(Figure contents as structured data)

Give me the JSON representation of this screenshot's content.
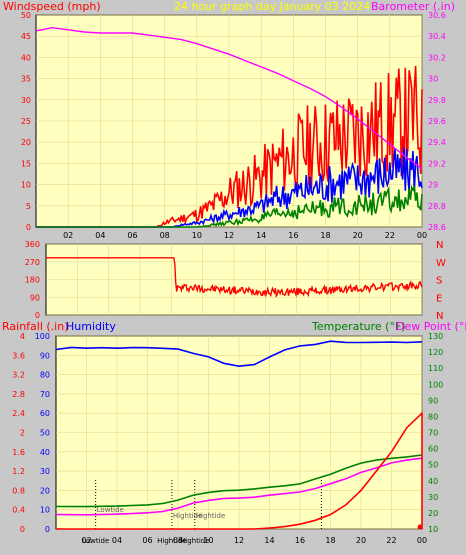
{
  "colors": {
    "background": "#c8c8c8",
    "plot_background": "#ffffc0",
    "gridline": "#e6d88c",
    "wind_speed": "#ff0000",
    "wind_gust": "#0000ff",
    "wind_avg": "#008000",
    "barometer": "#ff00ff",
    "direction": "#ff0000",
    "rainfall": "#ff0000",
    "humidity": "#0000ff",
    "temperature": "#008000",
    "dew_point": "#ff00ff",
    "tide_marker": "#000000"
  },
  "chart_data": [
    {
      "type": "line",
      "panel": "wind-barometer",
      "title": "24 hour graph day   January 03 2024",
      "left_axis_label": "Windspeed (mph)",
      "right_axis_label": "Barometer (.in)",
      "ylim_left": [
        0,
        50
      ],
      "ylim_right": [
        28.6,
        30.6
      ],
      "left_ticks": [
        0,
        5,
        10,
        15,
        20,
        25,
        30,
        35,
        40,
        45,
        50
      ],
      "right_ticks": [
        "28.6",
        "28.8",
        "29",
        "29.2",
        "29.4",
        "29.6",
        "29.8",
        "30",
        "30.2",
        "30.4",
        "30.6"
      ],
      "x_ticks": [
        "02",
        "04",
        "06",
        "08",
        "10",
        "12",
        "14",
        "16",
        "18",
        "20",
        "22",
        "00"
      ],
      "x_range_hours": [
        0,
        24
      ],
      "series": [
        {
          "key": "gust",
          "color_key": "wind_speed",
          "x": [
            0,
            7.5,
            8,
            9,
            10,
            11,
            12,
            13,
            14,
            15,
            16,
            17,
            18,
            19,
            20,
            21,
            22,
            23,
            23.5,
            24
          ],
          "y": [
            0,
            0,
            1,
            2,
            3,
            5,
            8,
            10,
            12,
            15,
            17,
            19,
            20,
            21,
            22,
            23,
            24,
            25,
            26,
            22
          ]
        },
        {
          "key": "avg",
          "color_key": "wind_gust",
          "x": [
            0,
            8.5,
            9,
            10,
            11,
            12,
            13,
            14,
            15,
            16,
            17,
            18,
            19,
            20,
            21,
            22,
            23,
            23.5,
            24
          ],
          "y": [
            0,
            0,
            0.5,
            1,
            2,
            3,
            4,
            5,
            7,
            8,
            9,
            10,
            11,
            11,
            12,
            13,
            13,
            14,
            13
          ]
        },
        {
          "key": "low",
          "color_key": "wind_avg",
          "x": [
            0,
            10,
            11,
            12,
            13,
            14,
            15,
            16,
            17,
            18,
            19,
            20,
            21,
            22,
            23,
            23.5,
            24
          ],
          "y": [
            0,
            0,
            0.5,
            1,
            1.5,
            2,
            3,
            3.5,
            4,
            4.5,
            5,
            5,
            5.5,
            6,
            6,
            6.5,
            6
          ]
        },
        {
          "key": "barometer",
          "axis": "right",
          "color_key": "barometer",
          "x": [
            0,
            1,
            2,
            3,
            4,
            5,
            6,
            7,
            8,
            9,
            10,
            11,
            12,
            13,
            14,
            15,
            16,
            17,
            18,
            19,
            20,
            21,
            22,
            23,
            24
          ],
          "y": [
            30.45,
            30.48,
            30.46,
            30.44,
            30.43,
            30.43,
            30.43,
            30.41,
            30.39,
            30.37,
            30.33,
            30.28,
            30.23,
            30.17,
            30.11,
            30.05,
            29.98,
            29.91,
            29.83,
            29.73,
            29.62,
            29.5,
            29.38,
            29.26,
            29.15
          ]
        }
      ]
    },
    {
      "type": "line",
      "panel": "wind-direction",
      "ylim": [
        0,
        360
      ],
      "left_ticks": [
        0,
        90,
        180,
        270,
        360
      ],
      "right_labels": [
        "N",
        "W",
        "S",
        "E",
        "N"
      ],
      "x": [
        0,
        8.2,
        8.3,
        9,
        12,
        15,
        18,
        21,
        24
      ],
      "y": [
        290,
        290,
        135,
        140,
        125,
        115,
        125,
        140,
        150
      ]
    },
    {
      "type": "line",
      "panel": "rain-humidity-temperature",
      "rain_label": "Rainfall (.in)",
      "humidity_label": "Humidity",
      "temperature_label": "Temperature (°F)",
      "dewpoint_label": "Dew Point (°F)",
      "rain_ticks": [
        "0",
        "0.4",
        "0.8",
        "1.2",
        "1.6",
        "2",
        "2.4",
        "2.8",
        "3.2",
        "3.6",
        "4"
      ],
      "humidity_ticks": [
        0,
        10,
        20,
        30,
        40,
        50,
        60,
        70,
        80,
        90,
        100
      ],
      "temp_ticks": [
        10,
        20,
        30,
        40,
        50,
        60,
        70,
        80,
        90,
        100,
        110,
        120,
        130
      ],
      "x_ticks": [
        "02",
        "04",
        "06",
        "08",
        "10",
        "12",
        "14",
        "16",
        "18",
        "20",
        "22",
        "00"
      ],
      "ylim_rain": [
        0,
        4
      ],
      "ylim_humidity": [
        0,
        100
      ],
      "ylim_temp": [
        10,
        130
      ],
      "series": [
        {
          "key": "humidity",
          "axis": "humidity",
          "color_key": "humidity",
          "x": [
            0,
            1,
            2,
            3,
            4,
            5,
            6,
            7,
            8,
            9,
            10,
            11,
            12,
            13,
            14,
            15,
            16,
            17,
            18,
            19,
            20,
            21,
            22,
            23,
            24
          ],
          "y": [
            93,
            94,
            94,
            94,
            94,
            94,
            94,
            94,
            93,
            91,
            89,
            86,
            84,
            85,
            89,
            93,
            95,
            96,
            97,
            97,
            97,
            97,
            97,
            97,
            97
          ]
        },
        {
          "key": "temperature",
          "axis": "temp",
          "color_key": "temperature",
          "x": [
            0,
            2,
            4,
            6,
            7,
            8,
            9,
            10,
            11,
            12,
            13,
            14,
            15,
            16,
            17,
            18,
            19,
            20,
            21,
            22,
            23,
            24
          ],
          "y": [
            24,
            24,
            24,
            25,
            26,
            28,
            31,
            33,
            34,
            34,
            35,
            36,
            37,
            38,
            41,
            44,
            48,
            51,
            53,
            54,
            55,
            56
          ]
        },
        {
          "key": "dew_point",
          "axis": "temp",
          "color_key": "dew_point",
          "x": [
            0,
            2,
            4,
            6,
            7,
            8,
            9,
            10,
            11,
            12,
            13,
            14,
            15,
            16,
            17,
            18,
            19,
            20,
            21,
            22,
            23,
            24
          ],
          "y": [
            19,
            19,
            19,
            20,
            21,
            23,
            26,
            28,
            29,
            29,
            30,
            31,
            32,
            33,
            35,
            38,
            41,
            45,
            48,
            51,
            53,
            54
          ]
        },
        {
          "key": "rainfall",
          "axis": "rain",
          "color_key": "rainfall",
          "x": [
            0,
            12,
            13,
            14,
            15,
            16,
            17,
            18,
            19,
            20,
            21,
            22,
            23,
            24,
            24
          ],
          "y": [
            0,
            0,
            0,
            0.02,
            0.05,
            0.1,
            0.18,
            0.3,
            0.5,
            0.8,
            1.2,
            1.6,
            2.1,
            2.4,
            0
          ]
        }
      ],
      "tides": [
        {
          "label": "Lowtide",
          "hour": 2.6,
          "bottom_label": "Lowtide"
        },
        {
          "label": "Hightide",
          "hour": 7.6,
          "bottom_label": "Hightide"
        },
        {
          "label": "Hightide",
          "hour": 9.1,
          "bottom_label": "Hightide"
        },
        {
          "label": "",
          "hour": 17.4,
          "bottom_label": ""
        }
      ]
    }
  ]
}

- _What you are asked to do_
Extract the full listing exactly, with the pictures left out.

- _Written response_
Give me the JSON representation of this screenshot's content.
{
  "colors": {
    "background": "#c8c8c8",
    "plot_background": "#ffffc0",
    "gridline": "#e6d88c",
    "wind_speed": "#ff0000",
    "wind_gust": "#0000ff",
    "wind_avg": "#008000",
    "barometer": "#ff00ff",
    "direction": "#ff0000",
    "rainfall": "#ff0000",
    "humidity": "#0000ff",
    "temperature": "#008000",
    "dew_point": "#ff00ff",
    "tide_marker": "#000000"
  },
  "chart_data": [
    {
      "type": "line",
      "panel": "wind-barometer",
      "title": "24 hour graph day   January 03 2024",
      "left_axis_label": "Windspeed (mph)",
      "right_axis_label": "Barometer (.in)",
      "ylim_left": [
        0,
        50
      ],
      "ylim_right": [
        28.6,
        30.6
      ],
      "left_ticks": [
        0,
        5,
        10,
        15,
        20,
        25,
        30,
        35,
        40,
        45,
        50
      ],
      "right_ticks": [
        "28.6",
        "28.8",
        "29",
        "29.2",
        "29.4",
        "29.6",
        "29.8",
        "30",
        "30.2",
        "30.4",
        "30.6"
      ],
      "x_ticks": [
        "02",
        "04",
        "06",
        "08",
        "10",
        "12",
        "14",
        "16",
        "18",
        "20",
        "22",
        "00"
      ],
      "x_range_hours": [
        0,
        24
      ],
      "series": [
        {
          "key": "gust",
          "color_key": "wind_speed",
          "x": [
            0,
            7.5,
            8,
            9,
            10,
            11,
            12,
            13,
            14,
            15,
            16,
            17,
            18,
            19,
            20,
            21,
            22,
            23,
            23.5,
            24
          ],
          "y": [
            0,
            0,
            1,
            2,
            3,
            5,
            8,
            10,
            12,
            15,
            17,
            19,
            20,
            21,
            22,
            23,
            24,
            25,
            26,
            22
          ]
        },
        {
          "key": "avg",
          "color_key": "wind_gust",
          "x": [
            0,
            8.5,
            9,
            10,
            11,
            12,
            13,
            14,
            15,
            16,
            17,
            18,
            19,
            20,
            21,
            22,
            23,
            23.5,
            24
          ],
          "y": [
            0,
            0,
            0.5,
            1,
            2,
            3,
            4,
            5,
            7,
            8,
            9,
            10,
            11,
            11,
            12,
            13,
            13,
            14,
            13
          ]
        },
        {
          "key": "low",
          "color_key": "wind_avg",
          "x": [
            0,
            10,
            11,
            12,
            13,
            14,
            15,
            16,
            17,
            18,
            19,
            20,
            21,
            22,
            23,
            23.5,
            24
          ],
          "y": [
            0,
            0,
            0.5,
            1,
            1.5,
            2,
            3,
            3.5,
            4,
            4.5,
            5,
            5,
            5.5,
            6,
            6,
            6.5,
            6
          ]
        },
        {
          "key": "barometer",
          "axis": "right",
          "color_key": "barometer",
          "x": [
            0,
            1,
            2,
            3,
            4,
            5,
            6,
            7,
            8,
            9,
            10,
            11,
            12,
            13,
            14,
            15,
            16,
            17,
            18,
            19,
            20,
            21,
            22,
            23,
            24
          ],
          "y": [
            30.45,
            30.48,
            30.46,
            30.44,
            30.43,
            30.43,
            30.43,
            30.41,
            30.39,
            30.37,
            30.33,
            30.28,
            30.23,
            30.17,
            30.11,
            30.05,
            29.98,
            29.91,
            29.83,
            29.73,
            29.62,
            29.5,
            29.38,
            29.26,
            29.15
          ]
        }
      ]
    },
    {
      "type": "line",
      "panel": "wind-direction",
      "ylim": [
        0,
        360
      ],
      "left_ticks": [
        0,
        90,
        180,
        270,
        360
      ],
      "right_labels": [
        "N",
        "W",
        "S",
        "E",
        "N"
      ],
      "x": [
        0,
        8.2,
        8.3,
        9,
        12,
        15,
        18,
        21,
        24
      ],
      "y": [
        290,
        290,
        135,
        140,
        125,
        115,
        125,
        140,
        150
      ]
    },
    {
      "type": "line",
      "panel": "rain-humidity-temperature",
      "rain_label": "Rainfall (.in)",
      "humidity_label": "Humidity",
      "temperature_label": "Temperature (°F)",
      "dewpoint_label": "Dew Point (°F)",
      "rain_ticks": [
        "0",
        "0.4",
        "0.8",
        "1.2",
        "1.6",
        "2",
        "2.4",
        "2.8",
        "3.2",
        "3.6",
        "4"
      ],
      "humidity_ticks": [
        0,
        10,
        20,
        30,
        40,
        50,
        60,
        70,
        80,
        90,
        100
      ],
      "temp_ticks": [
        10,
        20,
        30,
        40,
        50,
        60,
        70,
        80,
        90,
        100,
        110,
        120,
        130
      ],
      "x_ticks": [
        "02",
        "04",
        "06",
        "08",
        "10",
        "12",
        "14",
        "16",
        "18",
        "20",
        "22",
        "00"
      ],
      "ylim_rain": [
        0,
        4
      ],
      "ylim_humidity": [
        0,
        100
      ],
      "ylim_temp": [
        10,
        130
      ],
      "series": [
        {
          "key": "humidity",
          "axis": "humidity",
          "color_key": "humidity",
          "x": [
            0,
            1,
            2,
            3,
            4,
            5,
            6,
            7,
            8,
            9,
            10,
            11,
            12,
            13,
            14,
            15,
            16,
            17,
            18,
            19,
            20,
            21,
            22,
            23,
            24
          ],
          "y": [
            93,
            94,
            94,
            94,
            94,
            94,
            94,
            94,
            93,
            91,
            89,
            86,
            84,
            85,
            89,
            93,
            95,
            96,
            97,
            97,
            97,
            97,
            97,
            97,
            97
          ]
        },
        {
          "key": "temperature",
          "axis": "temp",
          "color_key": "temperature",
          "x": [
            0,
            2,
            4,
            6,
            7,
            8,
            9,
            10,
            11,
            12,
            13,
            14,
            15,
            16,
            17,
            18,
            19,
            20,
            21,
            22,
            23,
            24
          ],
          "y": [
            24,
            24,
            24,
            25,
            26,
            28,
            31,
            33,
            34,
            34,
            35,
            36,
            37,
            38,
            41,
            44,
            48,
            51,
            53,
            54,
            55,
            56
          ]
        },
        {
          "key": "dew_point",
          "axis": "temp",
          "color_key": "dew_point",
          "x": [
            0,
            2,
            4,
            6,
            7,
            8,
            9,
            10,
            11,
            12,
            13,
            14,
            15,
            16,
            17,
            18,
            19,
            20,
            21,
            22,
            23,
            24
          ],
          "y": [
            19,
            19,
            19,
            20,
            21,
            23,
            26,
            28,
            29,
            29,
            30,
            31,
            32,
            33,
            35,
            38,
            41,
            45,
            48,
            51,
            53,
            54
          ]
        },
        {
          "key": "rainfall",
          "axis": "rain",
          "color_key": "rainfall",
          "x": [
            0,
            12,
            13,
            14,
            15,
            16,
            17,
            18,
            19,
            20,
            21,
            22,
            23,
            24,
            24
          ],
          "y": [
            0,
            0,
            0,
            0.02,
            0.05,
            0.1,
            0.18,
            0.3,
            0.5,
            0.8,
            1.2,
            1.6,
            2.1,
            2.4,
            0
          ]
        }
      ],
      "tides": [
        {
          "label": "Lowtide",
          "hour": 2.6,
          "bottom_label": "Lowtide"
        },
        {
          "label": "Hightide",
          "hour": 7.6,
          "bottom_label": "Hightide"
        },
        {
          "label": "Hightide",
          "hour": 9.1,
          "bottom_label": "Hightide"
        },
        {
          "label": "",
          "hour": 17.4,
          "bottom_label": ""
        }
      ]
    }
  ]
}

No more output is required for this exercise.